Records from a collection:
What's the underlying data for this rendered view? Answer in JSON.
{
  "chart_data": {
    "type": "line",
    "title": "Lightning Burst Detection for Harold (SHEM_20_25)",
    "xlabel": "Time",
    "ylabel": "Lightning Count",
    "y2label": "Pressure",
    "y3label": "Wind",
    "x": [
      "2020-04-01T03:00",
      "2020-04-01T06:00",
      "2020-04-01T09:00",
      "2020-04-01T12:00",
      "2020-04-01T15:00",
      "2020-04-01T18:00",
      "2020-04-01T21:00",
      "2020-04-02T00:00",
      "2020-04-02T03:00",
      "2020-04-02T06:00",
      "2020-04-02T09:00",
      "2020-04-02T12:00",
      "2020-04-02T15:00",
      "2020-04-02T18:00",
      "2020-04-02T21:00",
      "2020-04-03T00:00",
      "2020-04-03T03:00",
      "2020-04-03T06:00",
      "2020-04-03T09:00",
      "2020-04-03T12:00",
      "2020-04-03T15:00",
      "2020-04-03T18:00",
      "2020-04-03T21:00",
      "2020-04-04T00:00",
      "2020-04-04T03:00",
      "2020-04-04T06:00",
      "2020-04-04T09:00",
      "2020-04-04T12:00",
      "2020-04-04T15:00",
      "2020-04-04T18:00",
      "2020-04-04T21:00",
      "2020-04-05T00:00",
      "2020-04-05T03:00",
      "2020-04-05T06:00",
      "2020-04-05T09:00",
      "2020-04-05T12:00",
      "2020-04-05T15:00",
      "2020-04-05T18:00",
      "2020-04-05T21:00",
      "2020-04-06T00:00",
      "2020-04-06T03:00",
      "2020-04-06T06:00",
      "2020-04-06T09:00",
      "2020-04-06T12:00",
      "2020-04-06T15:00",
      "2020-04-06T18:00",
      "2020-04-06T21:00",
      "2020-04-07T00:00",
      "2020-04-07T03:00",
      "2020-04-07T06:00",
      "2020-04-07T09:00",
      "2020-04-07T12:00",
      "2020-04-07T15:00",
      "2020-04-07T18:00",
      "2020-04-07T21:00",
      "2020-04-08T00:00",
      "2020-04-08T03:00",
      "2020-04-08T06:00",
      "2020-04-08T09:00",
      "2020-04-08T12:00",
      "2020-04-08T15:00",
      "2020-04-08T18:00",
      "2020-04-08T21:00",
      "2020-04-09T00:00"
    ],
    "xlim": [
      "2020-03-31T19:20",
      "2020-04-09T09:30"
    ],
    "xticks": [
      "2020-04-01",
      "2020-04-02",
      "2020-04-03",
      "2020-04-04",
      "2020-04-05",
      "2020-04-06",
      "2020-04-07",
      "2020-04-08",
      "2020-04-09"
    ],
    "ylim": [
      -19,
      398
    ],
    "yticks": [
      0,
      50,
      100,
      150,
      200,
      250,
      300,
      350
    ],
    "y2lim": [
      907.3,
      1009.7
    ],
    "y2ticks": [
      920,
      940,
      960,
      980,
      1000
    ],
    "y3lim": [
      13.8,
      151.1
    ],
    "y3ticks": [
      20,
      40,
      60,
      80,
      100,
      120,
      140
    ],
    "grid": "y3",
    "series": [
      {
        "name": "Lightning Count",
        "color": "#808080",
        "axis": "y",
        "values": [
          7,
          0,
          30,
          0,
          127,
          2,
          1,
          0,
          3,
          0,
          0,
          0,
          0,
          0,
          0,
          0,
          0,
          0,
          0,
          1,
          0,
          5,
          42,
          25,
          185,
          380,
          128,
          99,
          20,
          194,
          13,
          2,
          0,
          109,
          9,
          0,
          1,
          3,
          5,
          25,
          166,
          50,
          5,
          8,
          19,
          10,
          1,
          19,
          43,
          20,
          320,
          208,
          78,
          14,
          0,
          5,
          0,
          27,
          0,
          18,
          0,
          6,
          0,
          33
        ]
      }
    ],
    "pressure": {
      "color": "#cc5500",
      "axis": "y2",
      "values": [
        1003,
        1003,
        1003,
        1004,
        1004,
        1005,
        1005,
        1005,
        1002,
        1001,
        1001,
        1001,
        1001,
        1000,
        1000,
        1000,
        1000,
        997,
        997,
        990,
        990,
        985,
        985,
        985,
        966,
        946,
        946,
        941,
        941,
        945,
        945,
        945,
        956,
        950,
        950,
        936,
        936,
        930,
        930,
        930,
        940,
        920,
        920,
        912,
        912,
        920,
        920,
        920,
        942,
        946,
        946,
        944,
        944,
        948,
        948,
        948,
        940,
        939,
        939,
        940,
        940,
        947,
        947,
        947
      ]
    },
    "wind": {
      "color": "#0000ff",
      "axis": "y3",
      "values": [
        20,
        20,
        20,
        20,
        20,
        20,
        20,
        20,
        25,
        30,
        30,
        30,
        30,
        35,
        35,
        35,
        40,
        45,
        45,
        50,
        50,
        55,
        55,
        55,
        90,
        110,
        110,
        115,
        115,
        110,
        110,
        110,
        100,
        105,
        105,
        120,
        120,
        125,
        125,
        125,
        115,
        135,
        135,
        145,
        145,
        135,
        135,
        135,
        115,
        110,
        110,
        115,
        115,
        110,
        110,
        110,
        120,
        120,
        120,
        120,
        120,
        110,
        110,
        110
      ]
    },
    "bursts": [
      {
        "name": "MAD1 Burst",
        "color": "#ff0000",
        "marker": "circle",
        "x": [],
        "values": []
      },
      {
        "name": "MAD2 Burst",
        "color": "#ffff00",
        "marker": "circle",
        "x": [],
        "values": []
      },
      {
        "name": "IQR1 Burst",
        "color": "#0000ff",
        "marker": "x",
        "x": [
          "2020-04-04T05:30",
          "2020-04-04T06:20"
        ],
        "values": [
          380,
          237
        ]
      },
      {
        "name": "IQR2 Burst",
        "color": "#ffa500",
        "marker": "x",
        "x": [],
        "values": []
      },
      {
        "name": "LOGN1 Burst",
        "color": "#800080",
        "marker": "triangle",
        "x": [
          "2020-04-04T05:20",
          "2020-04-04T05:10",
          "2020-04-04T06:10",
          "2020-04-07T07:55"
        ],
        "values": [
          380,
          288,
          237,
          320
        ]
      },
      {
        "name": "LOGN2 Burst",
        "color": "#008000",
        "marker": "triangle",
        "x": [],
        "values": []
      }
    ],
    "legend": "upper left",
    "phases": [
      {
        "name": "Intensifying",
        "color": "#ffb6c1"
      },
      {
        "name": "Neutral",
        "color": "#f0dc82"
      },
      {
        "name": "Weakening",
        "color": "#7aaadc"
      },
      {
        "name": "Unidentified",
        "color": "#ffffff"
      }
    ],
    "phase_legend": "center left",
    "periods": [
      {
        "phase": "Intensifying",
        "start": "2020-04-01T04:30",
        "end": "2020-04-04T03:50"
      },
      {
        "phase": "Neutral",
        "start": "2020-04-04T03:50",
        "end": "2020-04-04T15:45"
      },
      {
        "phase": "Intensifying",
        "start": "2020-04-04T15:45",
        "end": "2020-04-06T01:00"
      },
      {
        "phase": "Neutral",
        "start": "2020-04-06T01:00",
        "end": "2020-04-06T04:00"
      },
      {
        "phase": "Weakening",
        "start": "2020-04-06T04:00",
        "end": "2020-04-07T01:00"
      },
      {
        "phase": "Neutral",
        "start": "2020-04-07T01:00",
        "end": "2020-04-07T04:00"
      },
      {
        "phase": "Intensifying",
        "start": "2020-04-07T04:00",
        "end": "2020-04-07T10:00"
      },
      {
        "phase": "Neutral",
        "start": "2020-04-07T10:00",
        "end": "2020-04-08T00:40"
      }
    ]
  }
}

Required task:
Working from the material above, retype it in its entirety without change.

Result of this exercise:
What's the underlying data for this rendered view? Answer in JSON.
{
  "chart_data": {
    "type": "line",
    "title": "Lightning Burst Detection for Harold (SHEM_20_25)",
    "xlabel": "Time",
    "ylabel": "Lightning Count",
    "y2label": "Pressure",
    "y3label": "Wind",
    "x": [
      "2020-04-01T03:00",
      "2020-04-01T06:00",
      "2020-04-01T09:00",
      "2020-04-01T12:00",
      "2020-04-01T15:00",
      "2020-04-01T18:00",
      "2020-04-01T21:00",
      "2020-04-02T00:00",
      "2020-04-02T03:00",
      "2020-04-02T06:00",
      "2020-04-02T09:00",
      "2020-04-02T12:00",
      "2020-04-02T15:00",
      "2020-04-02T18:00",
      "2020-04-02T21:00",
      "2020-04-03T00:00",
      "2020-04-03T03:00",
      "2020-04-03T06:00",
      "2020-04-03T09:00",
      "2020-04-03T12:00",
      "2020-04-03T15:00",
      "2020-04-03T18:00",
      "2020-04-03T21:00",
      "2020-04-04T00:00",
      "2020-04-04T03:00",
      "2020-04-04T06:00",
      "2020-04-04T09:00",
      "2020-04-04T12:00",
      "2020-04-04T15:00",
      "2020-04-04T18:00",
      "2020-04-04T21:00",
      "2020-04-05T00:00",
      "2020-04-05T03:00",
      "2020-04-05T06:00",
      "2020-04-05T09:00",
      "2020-04-05T12:00",
      "2020-04-05T15:00",
      "2020-04-05T18:00",
      "2020-04-05T21:00",
      "2020-04-06T00:00",
      "2020-04-06T03:00",
      "2020-04-06T06:00",
      "2020-04-06T09:00",
      "2020-04-06T12:00",
      "2020-04-06T15:00",
      "2020-04-06T18:00",
      "2020-04-06T21:00",
      "2020-04-07T00:00",
      "2020-04-07T03:00",
      "2020-04-07T06:00",
      "2020-04-07T09:00",
      "2020-04-07T12:00",
      "2020-04-07T15:00",
      "2020-04-07T18:00",
      "2020-04-07T21:00",
      "2020-04-08T00:00",
      "2020-04-08T03:00",
      "2020-04-08T06:00",
      "2020-04-08T09:00",
      "2020-04-08T12:00",
      "2020-04-08T15:00",
      "2020-04-08T18:00",
      "2020-04-08T21:00",
      "2020-04-09T00:00"
    ],
    "xlim": [
      "2020-03-31T19:20",
      "2020-04-09T09:30"
    ],
    "xticks": [
      "2020-04-01",
      "2020-04-02",
      "2020-04-03",
      "2020-04-04",
      "2020-04-05",
      "2020-04-06",
      "2020-04-07",
      "2020-04-08",
      "2020-04-09"
    ],
    "ylim": [
      -19,
      398
    ],
    "yticks": [
      0,
      50,
      100,
      150,
      200,
      250,
      300,
      350
    ],
    "y2lim": [
      907.3,
      1009.7
    ],
    "y2ticks": [
      920,
      940,
      960,
      980,
      1000
    ],
    "y3lim": [
      13.8,
      151.1
    ],
    "y3ticks": [
      20,
      40,
      60,
      80,
      100,
      120,
      140
    ],
    "grid": "y3",
    "series": [
      {
        "name": "Lightning Count",
        "color": "#808080",
        "axis": "y",
        "values": [
          7,
          0,
          30,
          0,
          127,
          2,
          1,
          0,
          3,
          0,
          0,
          0,
          0,
          0,
          0,
          0,
          0,
          0,
          0,
          1,
          0,
          5,
          42,
          25,
          185,
          380,
          128,
          99,
          20,
          194,
          13,
          2,
          0,
          109,
          9,
          0,
          1,
          3,
          5,
          25,
          166,
          50,
          5,
          8,
          19,
          10,
          1,
          19,
          43,
          20,
          320,
          208,
          78,
          14,
          0,
          5,
          0,
          27,
          0,
          18,
          0,
          6,
          0,
          33
        ]
      }
    ],
    "pressure": {
      "color": "#cc5500",
      "axis": "y2",
      "values": [
        1003,
        1003,
        1003,
        1004,
        1004,
        1005,
        1005,
        1005,
        1002,
        1001,
        1001,
        1001,
        1001,
        1000,
        1000,
        1000,
        1000,
        997,
        997,
        990,
        990,
        985,
        985,
        985,
        966,
        946,
        946,
        941,
        941,
        945,
        945,
        945,
        956,
        950,
        950,
        936,
        936,
        930,
        930,
        930,
        940,
        920,
        920,
        912,
        912,
        920,
        920,
        920,
        942,
        946,
        946,
        944,
        944,
        948,
        948,
        948,
        940,
        939,
        939,
        940,
        940,
        947,
        947,
        947
      ]
    },
    "wind": {
      "color": "#0000ff",
      "axis": "y3",
      "values": [
        20,
        20,
        20,
        20,
        20,
        20,
        20,
        20,
        25,
        30,
        30,
        30,
        30,
        35,
        35,
        35,
        40,
        45,
        45,
        50,
        50,
        55,
        55,
        55,
        90,
        110,
        110,
        115,
        115,
        110,
        110,
        110,
        100,
        105,
        105,
        120,
        120,
        125,
        125,
        125,
        115,
        135,
        135,
        145,
        145,
        135,
        135,
        135,
        115,
        110,
        110,
        115,
        115,
        110,
        110,
        110,
        120,
        120,
        120,
        120,
        120,
        110,
        110,
        110
      ]
    },
    "bursts": [
      {
        "name": "MAD1 Burst",
        "color": "#ff0000",
        "marker": "circle",
        "x": [],
        "values": []
      },
      {
        "name": "MAD2 Burst",
        "color": "#ffff00",
        "marker": "circle",
        "x": [],
        "values": []
      },
      {
        "name": "IQR1 Burst",
        "color": "#0000ff",
        "marker": "x",
        "x": [
          "2020-04-04T05:30",
          "2020-04-04T06:20"
        ],
        "values": [
          380,
          237
        ]
      },
      {
        "name": "IQR2 Burst",
        "color": "#ffa500",
        "marker": "x",
        "x": [],
        "values": []
      },
      {
        "name": "LOGN1 Burst",
        "color": "#800080",
        "marker": "triangle",
        "x": [
          "2020-04-04T05:20",
          "2020-04-04T05:10",
          "2020-04-04T06:10",
          "2020-04-07T07:55"
        ],
        "values": [
          380,
          288,
          237,
          320
        ]
      },
      {
        "name": "LOGN2 Burst",
        "color": "#008000",
        "marker": "triangle",
        "x": [],
        "values": []
      }
    ],
    "legend": "upper left",
    "phases": [
      {
        "name": "Intensifying",
        "color": "#ffb6c1"
      },
      {
        "name": "Neutral",
        "color": "#f0dc82"
      },
      {
        "name": "Weakening",
        "color": "#7aaadc"
      },
      {
        "name": "Unidentified",
        "color": "#ffffff"
      }
    ],
    "phase_legend": "center left",
    "periods": [
      {
        "phase": "Intensifying",
        "start": "2020-04-01T04:30",
        "end": "2020-04-04T03:50"
      },
      {
        "phase": "Neutral",
        "start": "2020-04-04T03:50",
        "end": "2020-04-04T15:45"
      },
      {
        "phase": "Intensifying",
        "start": "2020-04-04T15:45",
        "end": "2020-04-06T01:00"
      },
      {
        "phase": "Neutral",
        "start": "2020-04-06T01:00",
        "end": "2020-04-06T04:00"
      },
      {
        "phase": "Weakening",
        "start": "2020-04-06T04:00",
        "end": "2020-04-07T01:00"
      },
      {
        "phase": "Neutral",
        "start": "2020-04-07T01:00",
        "end": "2020-04-07T04:00"
      },
      {
        "phase": "Intensifying",
        "start": "2020-04-07T04:00",
        "end": "2020-04-07T10:00"
      },
      {
        "phase": "Neutral",
        "start": "2020-04-07T10:00",
        "end": "2020-04-08T00:40"
      }
    ]
  }
}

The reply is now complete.